- GOAL: Could you output each line of the data that follows exactly?
--- START EXTRACTED DATA ---
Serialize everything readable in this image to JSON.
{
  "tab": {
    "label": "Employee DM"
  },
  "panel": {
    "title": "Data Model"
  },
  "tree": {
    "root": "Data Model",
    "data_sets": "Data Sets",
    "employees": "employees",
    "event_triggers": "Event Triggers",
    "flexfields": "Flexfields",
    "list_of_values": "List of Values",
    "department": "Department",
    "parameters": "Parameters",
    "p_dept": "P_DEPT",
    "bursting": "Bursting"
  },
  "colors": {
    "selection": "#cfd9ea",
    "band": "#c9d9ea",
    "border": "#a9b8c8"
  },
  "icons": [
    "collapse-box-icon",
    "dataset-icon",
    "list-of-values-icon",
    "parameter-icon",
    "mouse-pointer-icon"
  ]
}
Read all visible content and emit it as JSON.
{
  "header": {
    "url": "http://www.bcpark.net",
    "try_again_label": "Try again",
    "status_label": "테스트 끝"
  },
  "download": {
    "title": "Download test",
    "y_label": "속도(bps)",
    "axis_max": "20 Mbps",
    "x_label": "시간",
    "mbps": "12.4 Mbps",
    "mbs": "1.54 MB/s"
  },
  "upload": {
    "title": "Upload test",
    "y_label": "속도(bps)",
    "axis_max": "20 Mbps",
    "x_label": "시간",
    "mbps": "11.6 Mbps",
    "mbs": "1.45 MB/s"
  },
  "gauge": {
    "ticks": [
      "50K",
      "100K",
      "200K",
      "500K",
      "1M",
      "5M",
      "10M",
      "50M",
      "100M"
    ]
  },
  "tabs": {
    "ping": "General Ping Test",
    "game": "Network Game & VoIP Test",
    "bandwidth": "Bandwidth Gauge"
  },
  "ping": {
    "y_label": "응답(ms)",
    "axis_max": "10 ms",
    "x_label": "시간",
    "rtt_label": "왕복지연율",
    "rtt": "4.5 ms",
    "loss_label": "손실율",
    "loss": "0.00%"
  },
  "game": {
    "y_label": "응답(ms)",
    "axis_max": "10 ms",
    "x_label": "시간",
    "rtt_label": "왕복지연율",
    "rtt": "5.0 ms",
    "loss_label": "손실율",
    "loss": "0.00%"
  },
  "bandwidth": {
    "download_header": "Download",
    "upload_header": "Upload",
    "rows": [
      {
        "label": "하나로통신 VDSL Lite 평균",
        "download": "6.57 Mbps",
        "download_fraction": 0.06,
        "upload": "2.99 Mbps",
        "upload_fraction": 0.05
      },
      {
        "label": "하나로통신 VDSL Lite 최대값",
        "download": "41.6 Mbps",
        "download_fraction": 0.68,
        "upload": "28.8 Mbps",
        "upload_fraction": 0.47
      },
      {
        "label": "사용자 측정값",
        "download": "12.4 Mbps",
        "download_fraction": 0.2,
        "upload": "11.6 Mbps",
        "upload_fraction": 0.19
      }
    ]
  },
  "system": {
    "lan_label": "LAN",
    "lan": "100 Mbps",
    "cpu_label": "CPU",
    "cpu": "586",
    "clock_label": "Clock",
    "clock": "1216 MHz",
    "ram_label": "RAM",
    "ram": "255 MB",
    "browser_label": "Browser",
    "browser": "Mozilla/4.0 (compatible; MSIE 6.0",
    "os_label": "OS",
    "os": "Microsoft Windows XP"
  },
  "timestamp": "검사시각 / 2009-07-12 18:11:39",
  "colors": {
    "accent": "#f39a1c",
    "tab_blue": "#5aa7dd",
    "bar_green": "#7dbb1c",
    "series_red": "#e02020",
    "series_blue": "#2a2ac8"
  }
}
--- END EXTRACTED DATA ---
- SOLUTION TO THE PROBLEM:
Serialize everything readable in this image to JSON.
{
  "tab": {
    "label": "Employee DM"
  },
  "panel": {
    "title": "Data Model"
  },
  "tree": {
    "root": "Data Model",
    "data_sets": "Data Sets",
    "employees": "employees",
    "event_triggers": "Event Triggers",
    "flexfields": "Flexfields",
    "list_of_values": "List of Values",
    "department": "Department",
    "parameters": "Parameters",
    "p_dept": "P_DEPT",
    "bursting": "Bursting"
  },
  "colors": {
    "selection": "#cfd9ea",
    "band": "#c9d9ea",
    "border": "#a9b8c8"
  },
  "icons": [
    "collapse-box-icon",
    "dataset-icon",
    "list-of-values-icon",
    "parameter-icon",
    "mouse-pointer-icon"
  ]
}
Read all visible content and emit it as JSON.
{
  "header": {
    "url": "http://www.bcpark.net",
    "try_again_label": "Try again",
    "status_label": "테스트 끝"
  },
  "download": {
    "title": "Download test",
    "y_label": "속도(bps)",
    "axis_max": "20 Mbps",
    "x_label": "시간",
    "mbps": "12.4 Mbps",
    "mbs": "1.54 MB/s"
  },
  "upload": {
    "title": "Upload test",
    "y_label": "속도(bps)",
    "axis_max": "20 Mbps",
    "x_label": "시간",
    "mbps": "11.6 Mbps",
    "mbs": "1.45 MB/s"
  },
  "gauge": {
    "ticks": [
      "50K",
      "100K",
      "200K",
      "500K",
      "1M",
      "5M",
      "10M",
      "50M",
      "100M"
    ]
  },
  "tabs": {
    "ping": "General Ping Test",
    "game": "Network Game & VoIP Test",
    "bandwidth": "Bandwidth Gauge"
  },
  "ping": {
    "y_label": "응답(ms)",
    "axis_max": "10 ms",
    "x_label": "시간",
    "rtt_label": "왕복지연율",
    "rtt": "4.5 ms",
    "loss_label": "손실율",
    "loss": "0.00%"
  },
  "game": {
    "y_label": "응답(ms)",
    "axis_max": "10 ms",
    "x_label": "시간",
    "rtt_label": "왕복지연율",
    "rtt": "5.0 ms",
    "loss_label": "손실율",
    "loss": "0.00%"
  },
  "bandwidth": {
    "download_header": "Download",
    "upload_header": "Upload",
    "rows": [
      {
        "label": "하나로통신 VDSL Lite 평균",
        "download": "6.57 Mbps",
        "download_fraction": 0.06,
        "upload": "2.99 Mbps",
        "upload_fraction": 0.05
      },
      {
        "label": "하나로통신 VDSL Lite 최대값",
        "download": "41.6 Mbps",
        "download_fraction": 0.68,
        "upload": "28.8 Mbps",
        "upload_fraction": 0.47
      },
      {
        "label": "사용자 측정값",
        "download": "12.4 Mbps",
        "download_fraction": 0.2,
        "upload": "11.6 Mbps",
        "upload_fraction": 0.19
      }
    ]
  },
  "system": {
    "lan_label": "LAN",
    "lan": "100 Mbps",
    "cpu_label": "CPU",
    "cpu": "586",
    "clock_label": "Clock",
    "clock": "1216 MHz",
    "ram_label": "RAM",
    "ram": "255 MB",
    "browser_label": "Browser",
    "browser": "Mozilla/4.0 (compatible; MSIE 6.0",
    "os_label": "OS",
    "os": "Microsoft Windows XP"
  },
  "timestamp": "검사시각 / 2009-07-12 18:11:39",
  "colors": {
    "accent": "#f39a1c",
    "tab_blue": "#5aa7dd",
    "bar_green": "#7dbb1c",
    "series_red": "#e02020",
    "series_blue": "#2a2ac8"
  }
}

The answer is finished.